— Start INPUT RECORDS —

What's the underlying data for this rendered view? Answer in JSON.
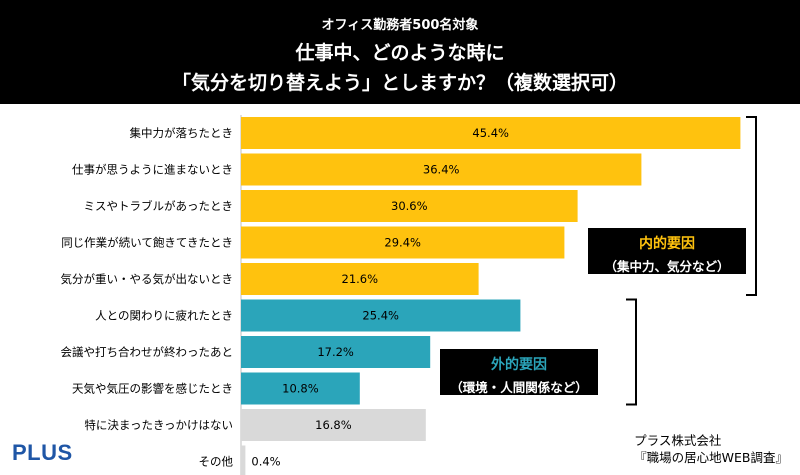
{
  "header": {
    "subtitle": "オフィス勤務者500名対象",
    "title_line1": "仕事中、どのような時に",
    "title_line2": "「気分を切り替えよう」としますか？（複数選択可）"
  },
  "chart_data": {
    "type": "bar",
    "orientation": "horizontal",
    "unit": "%",
    "xlim": [
      0,
      50
    ],
    "categories": [
      "集中力が落ちたとき",
      "仕事が思うように進まないとき",
      "ミスやトラブルがあったとき",
      "同じ作業が続いて飽きてきたとき",
      "気分が重い・やる気が出ないとき",
      "人との関わりに疲れたとき",
      "会議や打ち合わせが終わったあと",
      "天気や気圧の影響を感じたとき",
      "特に決まったきっかけはない",
      "その他"
    ],
    "values": [
      45.4,
      36.4,
      30.6,
      29.4,
      21.6,
      25.4,
      17.2,
      10.8,
      16.8,
      0.4
    ],
    "value_labels": [
      "45.4%",
      "36.4%",
      "30.6%",
      "29.4%",
      "21.6%",
      "25.4%",
      "17.2%",
      "10.8%",
      "16.8%",
      "0.4%"
    ],
    "groups": [
      {
        "heading": "内的要因",
        "detail": "（集中力、気分など）",
        "color": "#FFC20E",
        "first": 0,
        "last": 4
      },
      {
        "heading": "外的要因",
        "detail": "（環境・人間関係など）",
        "color": "#2BA5BA",
        "first": 5,
        "last": 7
      },
      {
        "color": "#D9D9D9",
        "first": 8,
        "last": 9
      }
    ]
  },
  "logo": "PLUS",
  "credit": {
    "line1": "プラス株式会社",
    "line2": "『職場の居心地WEB調査』"
  }
}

— End INPUT RECORDS —

◆ AIM OF THE TASK:
Restate the whole of the material word for word without the pictures.

◆ RESULT:
What's the underlying data for this rendered view? Answer in JSON.
{
  "header": {
    "subtitle": "オフィス勤務者500名対象",
    "title_line1": "仕事中、どのような時に",
    "title_line2": "「気分を切り替えよう」としますか？（複数選択可）"
  },
  "chart_data": {
    "type": "bar",
    "orientation": "horizontal",
    "unit": "%",
    "xlim": [
      0,
      50
    ],
    "categories": [
      "集中力が落ちたとき",
      "仕事が思うように進まないとき",
      "ミスやトラブルがあったとき",
      "同じ作業が続いて飽きてきたとき",
      "気分が重い・やる気が出ないとき",
      "人との関わりに疲れたとき",
      "会議や打ち合わせが終わったあと",
      "天気や気圧の影響を感じたとき",
      "特に決まったきっかけはない",
      "その他"
    ],
    "values": [
      45.4,
      36.4,
      30.6,
      29.4,
      21.6,
      25.4,
      17.2,
      10.8,
      16.8,
      0.4
    ],
    "value_labels": [
      "45.4%",
      "36.4%",
      "30.6%",
      "29.4%",
      "21.6%",
      "25.4%",
      "17.2%",
      "10.8%",
      "16.8%",
      "0.4%"
    ],
    "groups": [
      {
        "heading": "内的要因",
        "detail": "（集中力、気分など）",
        "color": "#FFC20E",
        "first": 0,
        "last": 4
      },
      {
        "heading": "外的要因",
        "detail": "（環境・人間関係など）",
        "color": "#2BA5BA",
        "first": 5,
        "last": 7
      },
      {
        "color": "#D9D9D9",
        "first": 8,
        "last": 9
      }
    ]
  },
  "logo": "PLUS",
  "credit": {
    "line1": "プラス株式会社",
    "line2": "『職場の居心地WEB調査』"
  }
}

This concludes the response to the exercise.